--- begin ---

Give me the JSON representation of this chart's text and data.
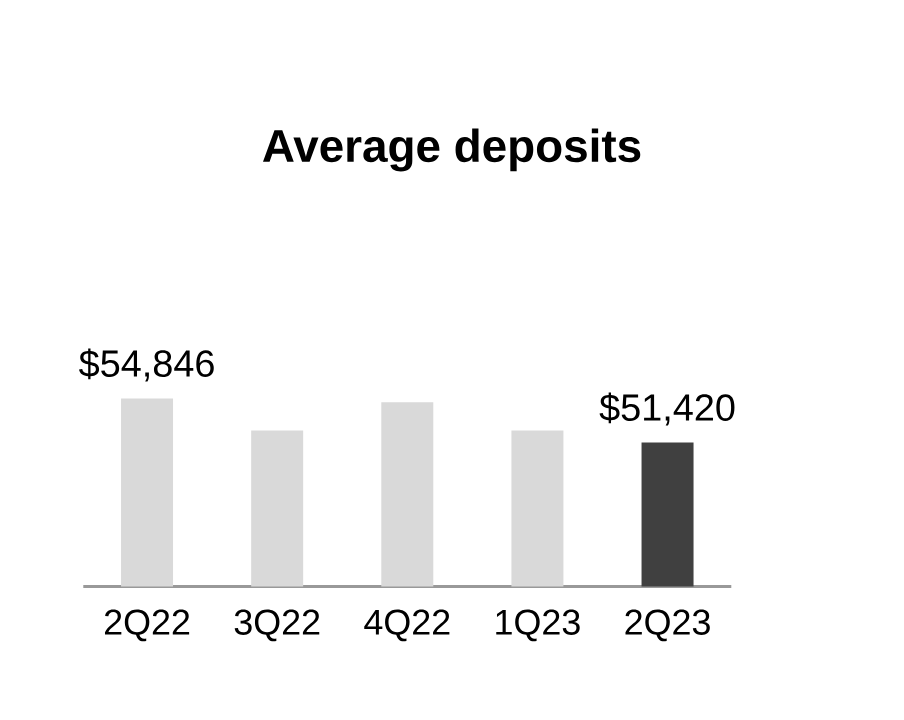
{
  "chart_data": {
    "type": "bar",
    "title": "Average deposits",
    "categories": [
      "2Q22",
      "3Q22",
      "4Q22",
      "1Q23",
      "2Q23"
    ],
    "values": [
      54846,
      52350,
      54550,
      52350,
      51420
    ],
    "colors": [
      "#d9d9d9",
      "#d9d9d9",
      "#d9d9d9",
      "#d9d9d9",
      "#404040"
    ],
    "value_labels": [
      "$54,846",
      null,
      null,
      null,
      "$51,420"
    ],
    "ylim": [
      40200,
      54846
    ],
    "tick_labels": "x"
  }
}
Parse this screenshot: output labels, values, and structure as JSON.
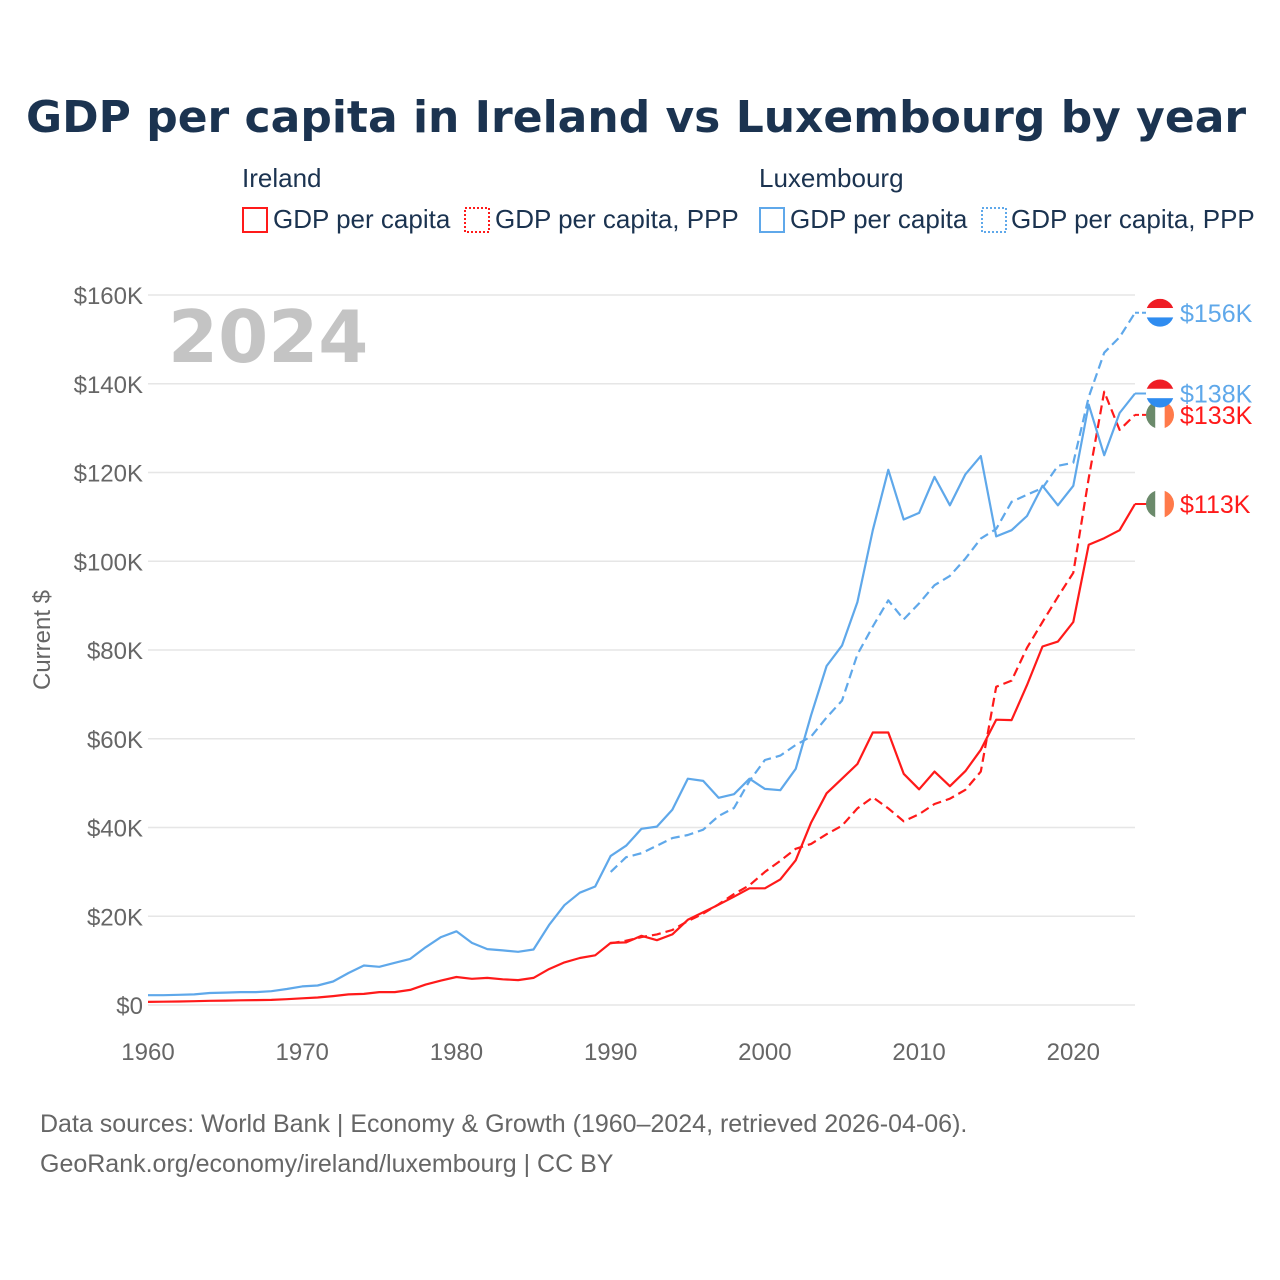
{
  "chart_data": {
    "type": "line",
    "title": "GDP per capita in Ireland vs Luxembourg by year",
    "ylabel": "Current $",
    "xlabel": "",
    "xlim": [
      1960,
      2024
    ],
    "ylim": [
      0,
      160000
    ],
    "x_ticks": [
      1960,
      1970,
      1980,
      1990,
      2000,
      2010,
      2020
    ],
    "x_tick_labels": [
      "1960",
      "1970",
      "1980",
      "1990",
      "2000",
      "2010",
      "2020"
    ],
    "y_ticks": [
      0,
      20000,
      40000,
      60000,
      80000,
      100000,
      120000,
      140000,
      160000
    ],
    "y_tick_labels": [
      "$0",
      "$20K",
      "$40K",
      "$60K",
      "$80K",
      "$100K",
      "$120K",
      "$140K",
      "$160K"
    ],
    "grid": true,
    "year_watermark": "2024",
    "legend": {
      "placement": "top",
      "groups": [
        {
          "country": "Ireland",
          "items": [
            "GDP per capita",
            "GDP per capita, PPP"
          ]
        },
        {
          "country": "Luxembourg",
          "items": [
            "GDP per capita",
            "GDP per capita, PPP"
          ]
        }
      ]
    },
    "series": [
      {
        "name": "Ireland GDP per capita",
        "country": "Ireland",
        "style": "solid",
        "color": "#ff1a1a",
        "start": 1960,
        "end_label": "$113K",
        "values_k": [
          0.7,
          0.75,
          0.8,
          0.85,
          0.95,
          1.0,
          1.05,
          1.1,
          1.15,
          1.3,
          1.5,
          1.7,
          2.0,
          2.4,
          2.5,
          2.9,
          2.9,
          3.4,
          4.6,
          5.5,
          6.3,
          5.9,
          6.1,
          5.8,
          5.6,
          6.1,
          8.1,
          9.6,
          10.6,
          11.2,
          14.0,
          14.1,
          15.6,
          14.6,
          15.9,
          19.2,
          20.9,
          22.6,
          24.4,
          26.3,
          26.3,
          28.3,
          32.6,
          41.1,
          47.7,
          51.0,
          54.3,
          61.4,
          61.4,
          52.1,
          48.6,
          52.6,
          49.3,
          52.7,
          57.5,
          64.3,
          64.2,
          72.1,
          80.8,
          81.9,
          86.3,
          103.7,
          105.2,
          107.0,
          112.9
        ]
      },
      {
        "name": "Ireland GDP per capita, PPP",
        "country": "Ireland",
        "style": "dashed",
        "color": "#ff1a1a",
        "start": 1990,
        "end_label": "$133K",
        "values_k": [
          13.9,
          14.5,
          15.3,
          15.9,
          16.9,
          18.9,
          20.6,
          22.7,
          25.0,
          27.0,
          30.0,
          32.5,
          35.2,
          36.3,
          38.5,
          40.4,
          44.3,
          46.8,
          44.3,
          41.4,
          43.0,
          45.3,
          46.5,
          48.5,
          52.6,
          71.7,
          73.1,
          80.5,
          86.3,
          92.0,
          97.4,
          118.7,
          138.2,
          129.6,
          133.0
        ]
      },
      {
        "name": "Luxembourg GDP per capita",
        "country": "Luxembourg",
        "style": "solid",
        "color": "#5fa8ea",
        "start": 1960,
        "end_label": "$138K",
        "values_k": [
          2.2,
          2.2,
          2.3,
          2.4,
          2.7,
          2.8,
          2.9,
          2.9,
          3.1,
          3.6,
          4.2,
          4.4,
          5.3,
          7.2,
          8.9,
          8.6,
          9.5,
          10.4,
          13.0,
          15.3,
          16.6,
          14.0,
          12.6,
          12.3,
          12.0,
          12.5,
          18.0,
          22.5,
          25.3,
          26.7,
          33.6,
          35.9,
          39.7,
          40.2,
          44.0,
          51.0,
          50.5,
          46.7,
          47.5,
          51.0,
          48.7,
          48.4,
          53.2,
          65.3,
          76.4,
          81.0,
          90.8,
          107.0,
          120.6,
          109.4,
          110.9,
          119.0,
          112.6,
          119.6,
          123.7,
          105.6,
          107.0,
          110.2,
          117.0,
          112.6,
          117.0,
          135.3,
          123.9,
          133.4,
          137.8
        ]
      },
      {
        "name": "Luxembourg GDP per capita, PPP",
        "country": "Luxembourg",
        "style": "dashed",
        "color": "#5fa8ea",
        "start": 1990,
        "end_label": "$156K",
        "values_k": [
          30.0,
          33.3,
          34.2,
          35.9,
          37.6,
          38.3,
          39.5,
          42.6,
          44.4,
          50.5,
          55.2,
          56.2,
          58.6,
          60.5,
          64.8,
          68.6,
          79.0,
          85.3,
          91.2,
          86.9,
          90.5,
          94.6,
          96.7,
          100.6,
          105.1,
          107.3,
          113.4,
          115.0,
          116.5,
          121.5,
          122.2,
          137.0,
          147.0,
          150.5,
          156.0
        ]
      }
    ],
    "source_lines": [
      "Data sources: World Bank | Economy & Growth (1960–2024, retrieved 2026-04-06).",
      "GeoRank.org/economy/ireland/luxembourg | CC BY"
    ]
  }
}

--- end ---

DIRECTION ::
Of the lines in the data, how many hold the string "name"? State the number, nothing else.

COMPLETE ANSWER ::
4